[Begin Selected text]
Now we have a pandas dataframe with the name, age, sex, and season of almost every contestant from The Bachelor and The Bachelorette. Seasons 3,4,6,7, and 8 of The Bachelor do not have contestant data available on Wikipedia, but we do have data from the remaining 33 seasons that have finished airing.

Next we'll scrape the outcomes of each season.

In [273]:
def scrape_seasons(URL, sex):
    response = requests.get(URL)
    soup = BeautifulSoup(response.text, 'html.parser')

    seasons= soup.find('table',{'class':'wikitable plainrowheaders'})
    result = []
    if seasons != None:
        seasons = seasons.find_all('tr')

        i = 1
        for season in seasons[1:]:
            season = season.find_all(['td','th'])

            if len(season) == 8 and not (sex == 'F' and i == 16 ): #season 16 of The Bachelorette is still airing

                
                result.append({
                    'sex' : sex,
                    'season': i,
                    'lead': remove_footnotes(season[2].text.strip()),
                    'winner': remove_footnotes(season[3].text.strip()),
                    'runner-up': remove_footnotes(season[4].text.strip()),
                    'engagement': (remove_footnotes(season[5].text.strip()) == 'Yes'),
                    'still_together': (remove_footnotes(season[6].text.strip()) == 'Yes')
                })
                i += 1
                
            else:
                if (sex == 'M' and  i < 25): #seasons that had two runner-ups (season 25 of The Bachelor hasn't aired yet)
                     result[i-2]['runner-up'] += ',' + remove_footnotes(season[0].text.strip())
                if (sex == 'F' and i == 11): #season 11 of The Bachelorette had the same runner-up as season 10
                    result.append({
                        'sex' : sex,
                        'season': i,
                        'lead': remove_footnotes(season[2].text.strip()),
                        'winner': remove_footnotes(season[3].text.strip()),
                        'runner-up': result[i-2]['runner-up'],
                        'engagement': (remove_footnotes(season[5].text.strip()) == 'Yes'),
                        'still_together': (remove_footnotes(season[6].text.strip()) == 'Yes')
                    })
                    i += 1

    return pd.DataFrame(result)

# Data loaded from csv to save time
# bachelor_seasons = scrape_seasons('https://en.wikipedia.org/wiki/The_Bachelor_(American_TV_series)', 'M')
# bachelor_seasons.to_csv('csv/bachelor_seasons.csv')

# bachelorette_seasons = scrape_seasons('https://en.wikipedia.org/wiki/The_Bachelorette', 'F')
# bachelorette_seasons.to_csv('csv/bachelorette_seasons.csv')

bachelor_seasons = pd.read_csv('csv/bachelor_seasons.csv')
bachelorette_seasons = pd.read_csv('csv/bachelorette_seasons.csv')

seasons = pd.concat([bachelor_seasons, bachelorette_seasons], ignore_index=True).drop('Unnamed: 0', axis=1)
seasons.sample(5)
[End Selected text]
Short task A
According to the Bachelor scraping text, which seasons of The Bachelor have no contestant data available on Wikipedia?
Short task B
Render this sentence from the Bachelor scraping text in Spanish: "Next we'll scrape the outcomes of each season."
Short task C
Pick up the Bachelor scraping text after its final line and keep it going.
[Begin Items]
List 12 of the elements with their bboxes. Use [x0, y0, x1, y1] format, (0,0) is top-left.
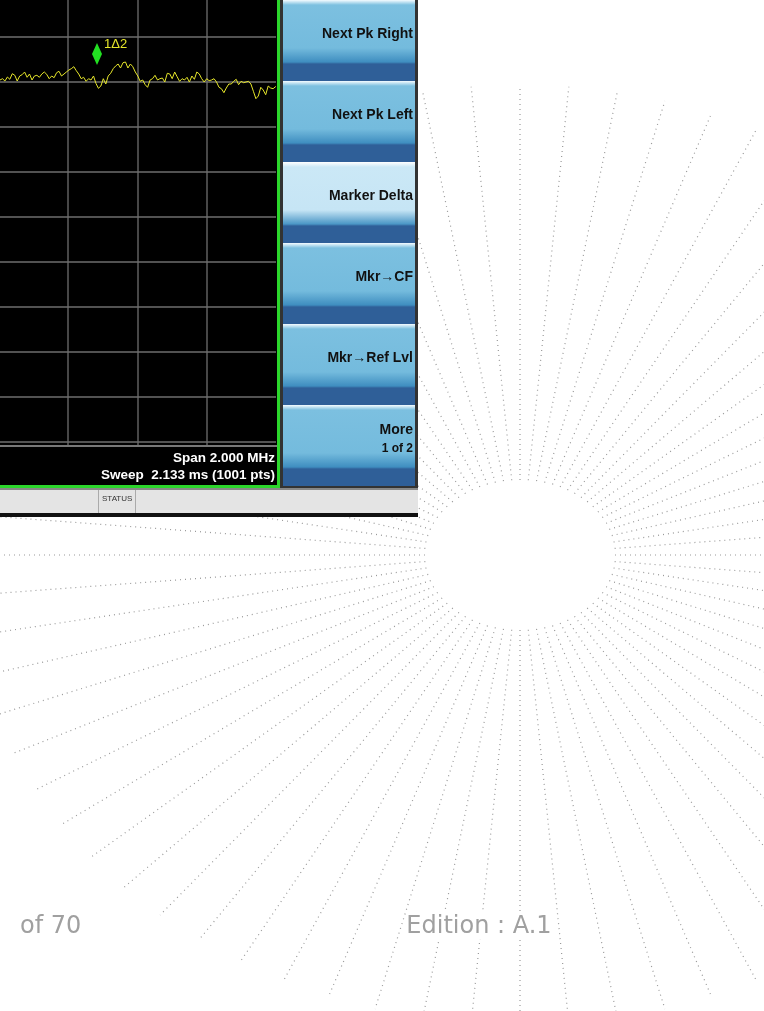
- edition-text: Edition : A.1: [406, 911, 552, 939]
- sweep-info-text: Sweep 2.133 ms (1001 pts): [100, 466, 275, 483]
- softkey-button[interactable]: More 1 of 2: [283, 405, 415, 486]
- softkey-button[interactable]: Next Pk Right: [283, 0, 415, 81]
- softkey-button[interactable]: Next Pk Left: [283, 81, 415, 162]
- marker-label: 1Δ2: [104, 36, 128, 51]
- status-label: STATUS: [98, 490, 137, 513]
- sweep-info-text: Span 2.000 MHz: [172, 449, 275, 466]
- marker-diamond-icon: [92, 43, 102, 65]
- softkey-button[interactable]: Marker Delta: [283, 162, 415, 243]
- softkey-button[interactable]: Mkr→Ref Lvl: [283, 324, 415, 405]
- softkey-button[interactable]: Mkr→CF: [283, 243, 415, 324]
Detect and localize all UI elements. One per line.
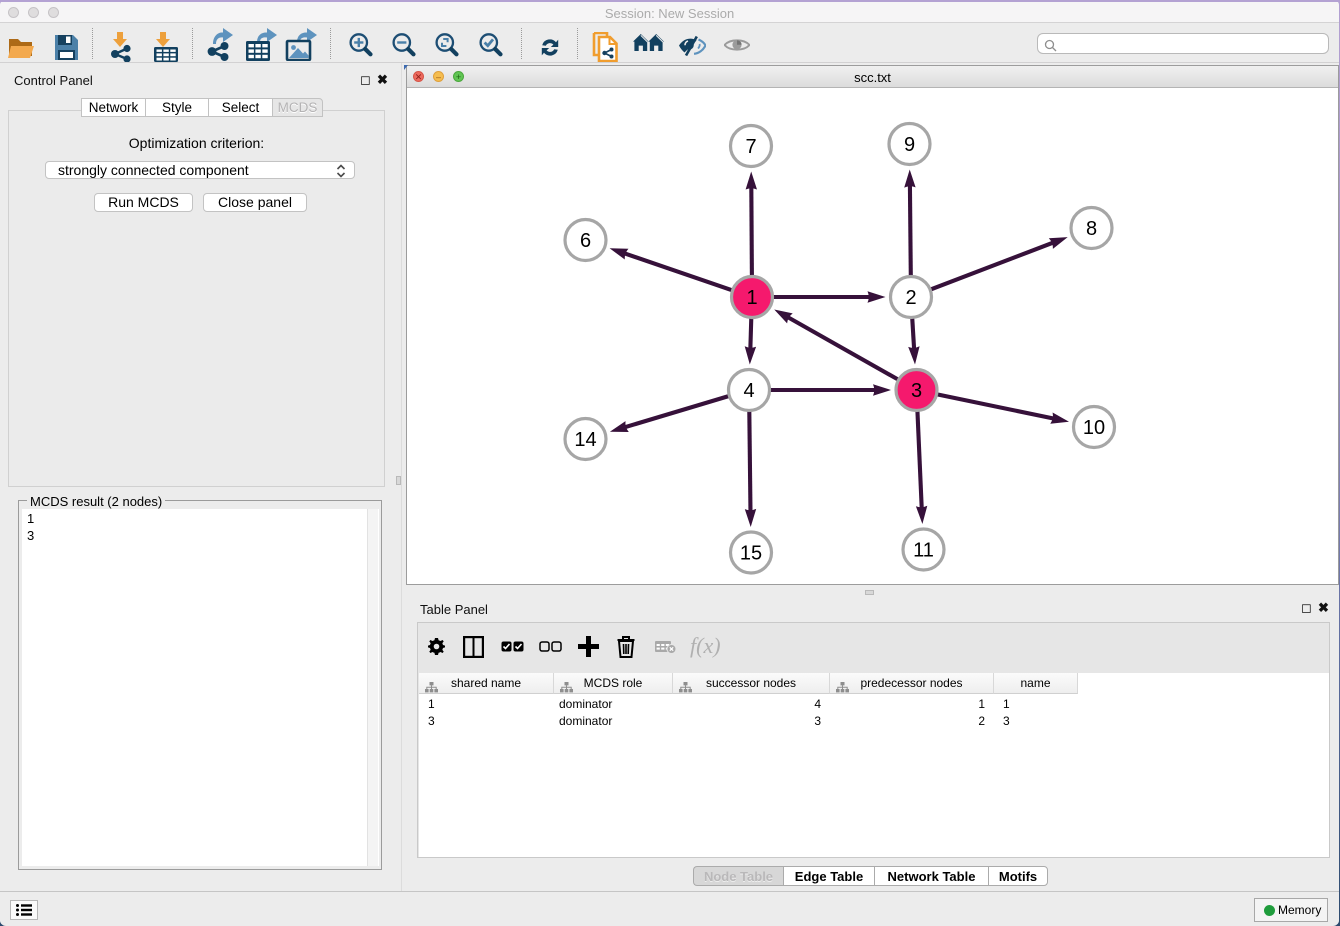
svg-text:15: 15: [740, 543, 762, 565]
svg-text:14: 14: [574, 429, 596, 451]
svg-text:1: 1: [746, 287, 757, 309]
svg-text:9: 9: [904, 134, 915, 156]
svg-text:8: 8: [1086, 218, 1097, 240]
svg-text:6: 6: [580, 230, 591, 252]
svg-text:2: 2: [905, 287, 916, 309]
svg-text:11: 11: [913, 540, 934, 562]
svg-text:3: 3: [911, 380, 922, 402]
svg-text:4: 4: [743, 380, 754, 402]
svg-text:7: 7: [745, 136, 756, 158]
svg-text:10: 10: [1083, 417, 1105, 439]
[End Items]
Response A
Seasons 3, 4, 6, 7, and 8.

Response B
A continuación, extraeremos los resultados de cada temporada.

Response C
Out[273]:
sex season lead winner runner-up engagement still_together
21 M 22 Arie Luyendyk Jr. Becca Kufrin Lauren Burnham True False
2 M 3 Andrew Firestone Jen Schefft Kirsten Buschbacher True False
32 F 9 Desiree Hartsock Chris Siegfried Drew Kenney True True
22 M 23 Colton Underwood Cassie Randolph Hannah Godwin,Tayshia Adams False False
33 F 10 Andi Dorfman Josh Murray Nick Viall True False

Now we also have a dataframe with the name and sex of the lead of each season, the names of their winner and runner-up(s), if the couple left engaged, and if they're still together.

Lucky for us the data is already clean so we can just jump right in to analysis and see what we find!

Data Analysis and Visualization

Let's start by looking at the number of seasons compared to the number of engagements and successful couples. To do this, we'll create a stacked bar graph using matplotlib with a bar for each show and the two combined.

In [274]:
import matplotlib.pyplot as plt

N = 3

bachelor_seasons = seasons[seasons['sex'] == 'M']
num_seasons = (bachelor_seasons.sex.count())
num_engaged = bachelor_seasons[bachelor_seasons['engagement']].sex.count()
num_together = bachelor_seasons[bachelor_seasons['still_together']].sex.count()

bachelorette_seasons = seasons[seasons['sex'] == 'F']
num_seasons2 = (bachelorette_seasons.sex.count())
num_engaged2 = bachelorette_seasons[bachelorette_seasons['engagement']].sex.count()
num_together2 = bachelorette_seasons[bachelorette_seasons['still_together']].sex.count()

neither = ((num_seasons - num_engaged), (num_seasons2 - num_engaged2), (num_seasons - num_engaged) + (num_seasons2 - num_engaged2))
engaged = ((num_engaged - num_together), (num_engaged2 - num_together2), ((num_engaged - num_together) + (num_engaged2 - num_together2)))
together = (num_together, num_together2, num_together + num_together2 )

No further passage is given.